§ Short task
Below are some records. Pull every line that contains the word "filter".

§ Records provided
---*---

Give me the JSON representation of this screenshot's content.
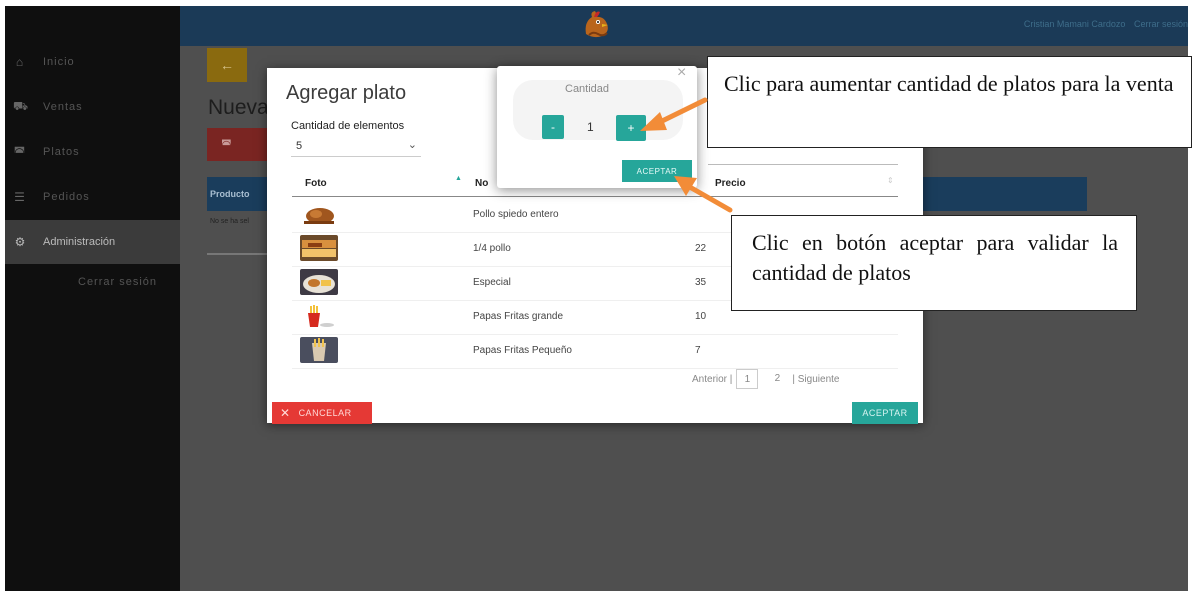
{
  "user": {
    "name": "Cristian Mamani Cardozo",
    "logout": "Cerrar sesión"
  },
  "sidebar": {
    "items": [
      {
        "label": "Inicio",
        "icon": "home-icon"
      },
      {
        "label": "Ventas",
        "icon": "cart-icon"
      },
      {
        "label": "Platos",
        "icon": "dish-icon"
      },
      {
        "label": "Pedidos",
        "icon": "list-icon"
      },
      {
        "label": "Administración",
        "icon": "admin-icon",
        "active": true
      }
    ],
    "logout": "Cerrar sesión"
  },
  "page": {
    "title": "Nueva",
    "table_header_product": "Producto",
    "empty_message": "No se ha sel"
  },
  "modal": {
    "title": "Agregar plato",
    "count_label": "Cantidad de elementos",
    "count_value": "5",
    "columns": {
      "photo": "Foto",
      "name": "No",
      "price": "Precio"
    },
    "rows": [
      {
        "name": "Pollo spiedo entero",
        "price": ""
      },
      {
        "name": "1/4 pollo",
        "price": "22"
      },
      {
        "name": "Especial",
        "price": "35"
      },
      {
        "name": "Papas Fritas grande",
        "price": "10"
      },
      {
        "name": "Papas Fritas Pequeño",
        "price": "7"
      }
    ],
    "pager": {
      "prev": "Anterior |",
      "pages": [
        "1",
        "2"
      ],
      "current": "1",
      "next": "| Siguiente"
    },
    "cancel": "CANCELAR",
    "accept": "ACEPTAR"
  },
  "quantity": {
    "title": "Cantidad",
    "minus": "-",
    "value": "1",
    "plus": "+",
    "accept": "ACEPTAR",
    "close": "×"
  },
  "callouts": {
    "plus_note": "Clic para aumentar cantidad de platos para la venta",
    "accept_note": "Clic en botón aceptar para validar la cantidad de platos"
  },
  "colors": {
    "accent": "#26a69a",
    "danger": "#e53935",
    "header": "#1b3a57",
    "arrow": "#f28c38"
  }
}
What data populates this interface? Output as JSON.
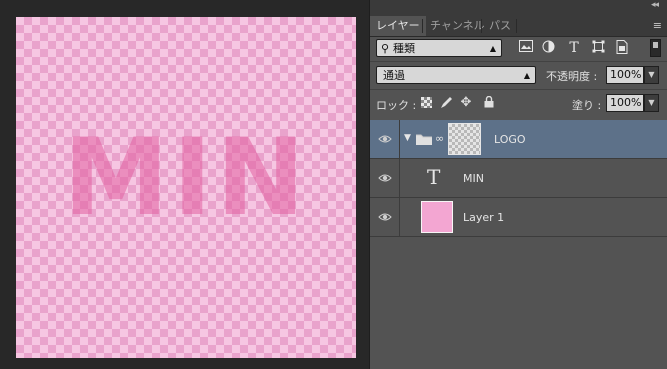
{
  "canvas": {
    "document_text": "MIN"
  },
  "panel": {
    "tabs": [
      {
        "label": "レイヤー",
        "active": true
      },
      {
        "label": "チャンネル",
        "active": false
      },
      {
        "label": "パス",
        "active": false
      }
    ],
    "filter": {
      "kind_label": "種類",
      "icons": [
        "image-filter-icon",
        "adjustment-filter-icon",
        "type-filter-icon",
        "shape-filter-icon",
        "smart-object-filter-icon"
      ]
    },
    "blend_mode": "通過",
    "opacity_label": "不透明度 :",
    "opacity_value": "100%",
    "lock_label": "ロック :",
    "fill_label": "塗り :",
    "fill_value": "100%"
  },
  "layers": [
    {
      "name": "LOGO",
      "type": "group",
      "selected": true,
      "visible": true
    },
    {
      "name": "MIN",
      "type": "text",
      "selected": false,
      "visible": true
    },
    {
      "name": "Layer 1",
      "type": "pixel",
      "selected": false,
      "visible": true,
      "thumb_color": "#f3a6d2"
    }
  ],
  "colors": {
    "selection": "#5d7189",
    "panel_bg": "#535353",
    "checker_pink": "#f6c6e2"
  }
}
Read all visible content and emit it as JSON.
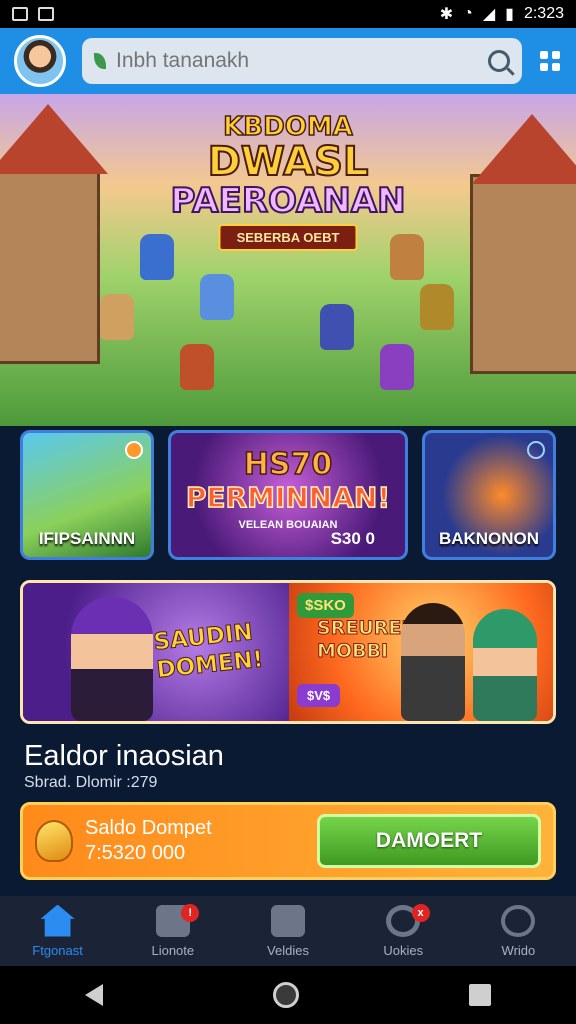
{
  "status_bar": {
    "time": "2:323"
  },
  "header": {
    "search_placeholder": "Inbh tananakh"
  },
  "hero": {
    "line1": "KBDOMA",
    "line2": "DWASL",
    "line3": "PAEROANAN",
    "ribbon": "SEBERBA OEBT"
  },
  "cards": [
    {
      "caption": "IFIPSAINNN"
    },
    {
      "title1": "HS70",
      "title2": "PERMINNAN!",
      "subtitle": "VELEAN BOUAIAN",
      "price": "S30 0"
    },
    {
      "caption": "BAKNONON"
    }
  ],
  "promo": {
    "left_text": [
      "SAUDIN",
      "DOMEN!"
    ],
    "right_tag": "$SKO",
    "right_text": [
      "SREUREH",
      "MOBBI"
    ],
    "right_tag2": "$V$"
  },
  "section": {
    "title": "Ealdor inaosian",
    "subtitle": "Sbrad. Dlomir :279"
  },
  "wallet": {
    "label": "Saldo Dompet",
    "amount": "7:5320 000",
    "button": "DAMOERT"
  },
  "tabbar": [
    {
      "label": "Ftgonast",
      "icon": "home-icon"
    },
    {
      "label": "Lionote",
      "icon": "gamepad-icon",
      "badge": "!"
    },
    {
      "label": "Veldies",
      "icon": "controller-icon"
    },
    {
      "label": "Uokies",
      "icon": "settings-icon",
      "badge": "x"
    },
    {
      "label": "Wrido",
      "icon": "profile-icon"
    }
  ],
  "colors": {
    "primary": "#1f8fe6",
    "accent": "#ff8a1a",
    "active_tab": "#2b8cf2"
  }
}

---*---

§ Final result
    "filter": {
        "image-filter-icon",
        "adjustment-filter-icon",
        "type-filter-icon",
        "shape-filter-icon",
        "smart-object-filter-icon"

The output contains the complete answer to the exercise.